§ TASK REQUIREMENTS
Retype the records below word for word and omit any image.

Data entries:

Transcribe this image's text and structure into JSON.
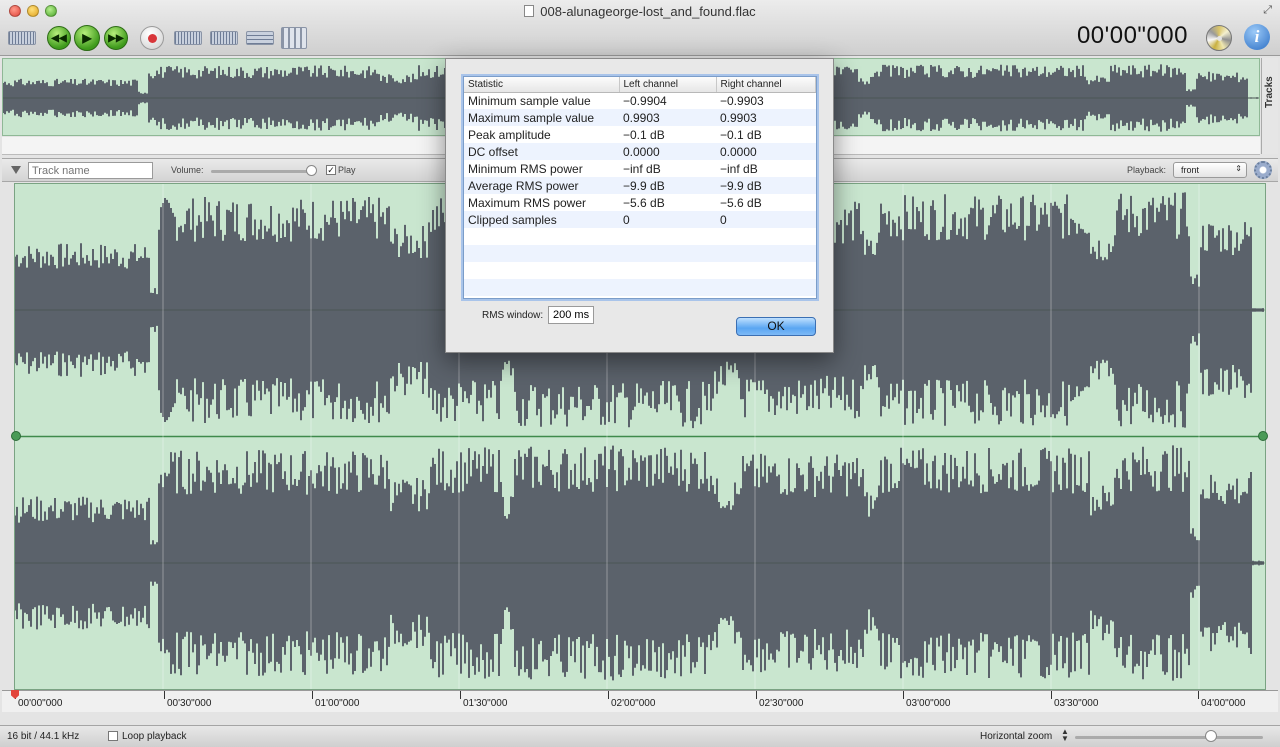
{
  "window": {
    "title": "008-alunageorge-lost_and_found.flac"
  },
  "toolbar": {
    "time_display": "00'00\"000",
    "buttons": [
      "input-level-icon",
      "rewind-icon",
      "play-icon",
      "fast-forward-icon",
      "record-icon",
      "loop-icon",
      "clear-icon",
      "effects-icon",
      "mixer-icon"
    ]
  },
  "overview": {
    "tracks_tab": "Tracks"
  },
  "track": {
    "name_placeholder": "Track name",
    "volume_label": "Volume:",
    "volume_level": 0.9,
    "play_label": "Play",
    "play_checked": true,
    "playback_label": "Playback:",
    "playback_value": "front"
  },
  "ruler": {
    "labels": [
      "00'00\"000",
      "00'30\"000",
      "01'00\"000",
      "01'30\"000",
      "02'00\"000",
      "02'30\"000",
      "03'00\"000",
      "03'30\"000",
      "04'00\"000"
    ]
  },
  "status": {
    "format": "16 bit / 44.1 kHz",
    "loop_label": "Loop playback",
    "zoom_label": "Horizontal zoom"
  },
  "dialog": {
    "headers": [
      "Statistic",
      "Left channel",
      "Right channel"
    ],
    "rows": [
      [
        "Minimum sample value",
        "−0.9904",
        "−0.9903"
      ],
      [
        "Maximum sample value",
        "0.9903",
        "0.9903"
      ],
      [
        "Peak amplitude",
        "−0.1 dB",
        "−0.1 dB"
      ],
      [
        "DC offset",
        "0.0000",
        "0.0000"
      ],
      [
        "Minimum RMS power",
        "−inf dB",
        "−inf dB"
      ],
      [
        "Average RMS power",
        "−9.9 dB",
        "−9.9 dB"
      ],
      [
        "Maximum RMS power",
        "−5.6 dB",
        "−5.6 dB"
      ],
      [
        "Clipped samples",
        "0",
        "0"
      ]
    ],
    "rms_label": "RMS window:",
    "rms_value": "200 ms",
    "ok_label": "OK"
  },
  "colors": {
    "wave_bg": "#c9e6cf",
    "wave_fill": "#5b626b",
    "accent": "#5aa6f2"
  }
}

§ THE RESPONSE
Transcribe this image's text and structure into JSON.
{
  "window": {
    "title": "008-alunageorge-lost_and_found.flac"
  },
  "toolbar": {
    "time_display": "00'00\"000",
    "buttons": [
      "input-level-icon",
      "rewind-icon",
      "play-icon",
      "fast-forward-icon",
      "record-icon",
      "loop-icon",
      "clear-icon",
      "effects-icon",
      "mixer-icon"
    ]
  },
  "overview": {
    "tracks_tab": "Tracks"
  },
  "track": {
    "name_placeholder": "Track name",
    "volume_label": "Volume:",
    "volume_level": 0.9,
    "play_label": "Play",
    "play_checked": true,
    "playback_label": "Playback:",
    "playback_value": "front"
  },
  "ruler": {
    "labels": [
      "00'00\"000",
      "00'30\"000",
      "01'00\"000",
      "01'30\"000",
      "02'00\"000",
      "02'30\"000",
      "03'00\"000",
      "03'30\"000",
      "04'00\"000"
    ]
  },
  "status": {
    "format": "16 bit / 44.1 kHz",
    "loop_label": "Loop playback",
    "zoom_label": "Horizontal zoom"
  },
  "dialog": {
    "headers": [
      "Statistic",
      "Left channel",
      "Right channel"
    ],
    "rows": [
      [
        "Minimum sample value",
        "−0.9904",
        "−0.9903"
      ],
      [
        "Maximum sample value",
        "0.9903",
        "0.9903"
      ],
      [
        "Peak amplitude",
        "−0.1 dB",
        "−0.1 dB"
      ],
      [
        "DC offset",
        "0.0000",
        "0.0000"
      ],
      [
        "Minimum RMS power",
        "−inf dB",
        "−inf dB"
      ],
      [
        "Average RMS power",
        "−9.9 dB",
        "−9.9 dB"
      ],
      [
        "Maximum RMS power",
        "−5.6 dB",
        "−5.6 dB"
      ],
      [
        "Clipped samples",
        "0",
        "0"
      ]
    ],
    "rms_label": "RMS window:",
    "rms_value": "200 ms",
    "ok_label": "OK"
  },
  "colors": {
    "wave_bg": "#c9e6cf",
    "wave_fill": "#5b626b",
    "accent": "#5aa6f2"
  }
}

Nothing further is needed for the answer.